<<<<

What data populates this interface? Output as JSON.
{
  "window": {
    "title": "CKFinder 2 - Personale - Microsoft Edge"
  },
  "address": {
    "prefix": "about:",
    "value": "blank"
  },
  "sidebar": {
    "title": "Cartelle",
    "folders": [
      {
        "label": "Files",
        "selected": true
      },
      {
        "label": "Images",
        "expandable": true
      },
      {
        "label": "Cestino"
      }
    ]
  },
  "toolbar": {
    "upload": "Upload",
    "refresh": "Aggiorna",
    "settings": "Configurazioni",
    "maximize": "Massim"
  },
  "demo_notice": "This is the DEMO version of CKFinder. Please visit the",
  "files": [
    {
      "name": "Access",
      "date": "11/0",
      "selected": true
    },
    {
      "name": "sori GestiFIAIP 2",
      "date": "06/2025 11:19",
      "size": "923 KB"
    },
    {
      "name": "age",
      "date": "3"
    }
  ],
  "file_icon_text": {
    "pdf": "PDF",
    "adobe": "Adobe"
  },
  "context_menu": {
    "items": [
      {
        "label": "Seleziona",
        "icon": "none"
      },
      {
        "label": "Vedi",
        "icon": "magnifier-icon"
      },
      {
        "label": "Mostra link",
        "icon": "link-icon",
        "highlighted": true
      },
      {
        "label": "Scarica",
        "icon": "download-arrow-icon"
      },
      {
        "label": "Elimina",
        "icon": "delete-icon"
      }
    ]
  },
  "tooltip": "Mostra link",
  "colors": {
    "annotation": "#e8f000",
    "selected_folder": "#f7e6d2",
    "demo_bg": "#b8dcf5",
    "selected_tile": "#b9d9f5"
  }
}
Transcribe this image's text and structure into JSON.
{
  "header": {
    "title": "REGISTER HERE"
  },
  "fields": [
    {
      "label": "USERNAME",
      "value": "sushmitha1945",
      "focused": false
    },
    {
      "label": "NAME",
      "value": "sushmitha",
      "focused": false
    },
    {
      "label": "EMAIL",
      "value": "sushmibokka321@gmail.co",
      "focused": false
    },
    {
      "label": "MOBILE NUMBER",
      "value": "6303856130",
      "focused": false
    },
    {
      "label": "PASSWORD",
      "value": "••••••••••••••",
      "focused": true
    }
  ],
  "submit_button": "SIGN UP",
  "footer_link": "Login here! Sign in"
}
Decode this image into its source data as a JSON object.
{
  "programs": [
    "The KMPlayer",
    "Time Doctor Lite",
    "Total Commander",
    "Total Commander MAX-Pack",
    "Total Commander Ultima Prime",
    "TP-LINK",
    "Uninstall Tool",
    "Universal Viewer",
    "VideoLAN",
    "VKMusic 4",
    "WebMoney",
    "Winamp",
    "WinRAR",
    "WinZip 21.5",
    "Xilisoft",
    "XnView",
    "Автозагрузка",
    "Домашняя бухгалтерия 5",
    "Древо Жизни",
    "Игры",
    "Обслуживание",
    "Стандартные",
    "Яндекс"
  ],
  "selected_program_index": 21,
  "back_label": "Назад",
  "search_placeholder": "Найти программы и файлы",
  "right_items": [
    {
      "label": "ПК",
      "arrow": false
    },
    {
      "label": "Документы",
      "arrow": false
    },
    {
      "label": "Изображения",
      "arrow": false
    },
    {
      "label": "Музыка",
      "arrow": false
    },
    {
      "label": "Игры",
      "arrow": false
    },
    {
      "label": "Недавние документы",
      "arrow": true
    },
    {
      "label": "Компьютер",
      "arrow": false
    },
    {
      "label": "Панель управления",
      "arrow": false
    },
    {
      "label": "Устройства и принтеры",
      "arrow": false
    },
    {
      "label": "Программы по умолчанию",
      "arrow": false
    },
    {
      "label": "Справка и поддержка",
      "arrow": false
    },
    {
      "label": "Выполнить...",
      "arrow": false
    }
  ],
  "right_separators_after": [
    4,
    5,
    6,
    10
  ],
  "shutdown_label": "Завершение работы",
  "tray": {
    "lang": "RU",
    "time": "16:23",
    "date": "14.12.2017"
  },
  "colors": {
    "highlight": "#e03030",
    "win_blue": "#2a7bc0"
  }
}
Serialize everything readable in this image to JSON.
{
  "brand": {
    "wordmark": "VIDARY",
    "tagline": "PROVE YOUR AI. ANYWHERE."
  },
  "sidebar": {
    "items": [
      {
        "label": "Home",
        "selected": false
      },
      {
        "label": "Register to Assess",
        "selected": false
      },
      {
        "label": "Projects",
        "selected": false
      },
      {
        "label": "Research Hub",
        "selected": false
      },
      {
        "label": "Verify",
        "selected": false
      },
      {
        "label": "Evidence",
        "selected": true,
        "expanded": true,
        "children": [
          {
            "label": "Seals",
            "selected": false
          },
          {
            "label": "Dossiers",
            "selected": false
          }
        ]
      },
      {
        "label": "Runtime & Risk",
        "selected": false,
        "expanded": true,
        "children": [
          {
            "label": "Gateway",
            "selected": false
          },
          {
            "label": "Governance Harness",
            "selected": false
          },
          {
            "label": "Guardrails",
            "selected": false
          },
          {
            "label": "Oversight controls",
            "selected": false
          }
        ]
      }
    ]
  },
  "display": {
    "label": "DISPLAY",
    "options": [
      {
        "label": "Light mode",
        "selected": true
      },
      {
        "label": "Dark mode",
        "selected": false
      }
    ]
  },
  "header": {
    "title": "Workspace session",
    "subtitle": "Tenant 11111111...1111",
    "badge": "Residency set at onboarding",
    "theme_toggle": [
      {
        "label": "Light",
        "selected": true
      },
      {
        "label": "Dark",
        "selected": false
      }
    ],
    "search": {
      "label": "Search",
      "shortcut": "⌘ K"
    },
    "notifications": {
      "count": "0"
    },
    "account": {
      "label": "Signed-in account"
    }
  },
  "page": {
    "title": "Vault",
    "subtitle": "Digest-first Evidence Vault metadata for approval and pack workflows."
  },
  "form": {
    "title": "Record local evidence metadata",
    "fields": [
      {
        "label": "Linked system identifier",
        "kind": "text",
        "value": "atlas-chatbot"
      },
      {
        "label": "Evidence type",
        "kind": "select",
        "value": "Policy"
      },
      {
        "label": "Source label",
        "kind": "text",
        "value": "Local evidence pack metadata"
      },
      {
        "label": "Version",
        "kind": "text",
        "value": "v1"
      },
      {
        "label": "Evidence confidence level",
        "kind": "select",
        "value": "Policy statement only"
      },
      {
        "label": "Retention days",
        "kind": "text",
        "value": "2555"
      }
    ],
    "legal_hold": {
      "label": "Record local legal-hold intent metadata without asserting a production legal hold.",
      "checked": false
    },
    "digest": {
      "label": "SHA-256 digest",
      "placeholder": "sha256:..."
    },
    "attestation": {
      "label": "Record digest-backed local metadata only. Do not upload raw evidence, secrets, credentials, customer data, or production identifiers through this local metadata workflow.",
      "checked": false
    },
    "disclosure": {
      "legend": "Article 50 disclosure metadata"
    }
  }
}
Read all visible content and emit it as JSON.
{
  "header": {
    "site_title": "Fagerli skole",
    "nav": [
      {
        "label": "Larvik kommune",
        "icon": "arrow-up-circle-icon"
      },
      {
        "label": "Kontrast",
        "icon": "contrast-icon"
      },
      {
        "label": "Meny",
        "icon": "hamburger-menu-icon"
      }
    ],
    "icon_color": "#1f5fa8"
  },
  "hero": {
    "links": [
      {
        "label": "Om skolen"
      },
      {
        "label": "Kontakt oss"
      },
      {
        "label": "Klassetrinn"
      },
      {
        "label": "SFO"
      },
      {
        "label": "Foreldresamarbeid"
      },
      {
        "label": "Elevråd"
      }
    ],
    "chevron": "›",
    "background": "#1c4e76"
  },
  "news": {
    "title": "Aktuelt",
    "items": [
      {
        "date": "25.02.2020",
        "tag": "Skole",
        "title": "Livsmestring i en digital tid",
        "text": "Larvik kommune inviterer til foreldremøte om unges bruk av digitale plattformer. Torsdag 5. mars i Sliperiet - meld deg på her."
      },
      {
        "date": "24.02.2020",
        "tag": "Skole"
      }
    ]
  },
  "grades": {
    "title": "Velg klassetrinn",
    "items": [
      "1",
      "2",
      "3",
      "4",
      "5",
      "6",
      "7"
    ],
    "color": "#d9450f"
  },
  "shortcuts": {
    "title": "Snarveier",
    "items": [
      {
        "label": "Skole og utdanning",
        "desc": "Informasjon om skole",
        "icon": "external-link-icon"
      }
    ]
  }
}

>>>>

- [PROBLEM DETAILS] Show the lines of the records that contain the word "JSON".

- [OUTPUT FOR THIS TASK]
What data populates this interface? Output as JSON.
Transcribe this image's text and structure into JSON.
Decode this image into its source data as a JSON object.
Serialize everything readable in this image to JSON.
Read all visible content and emit it as JSON.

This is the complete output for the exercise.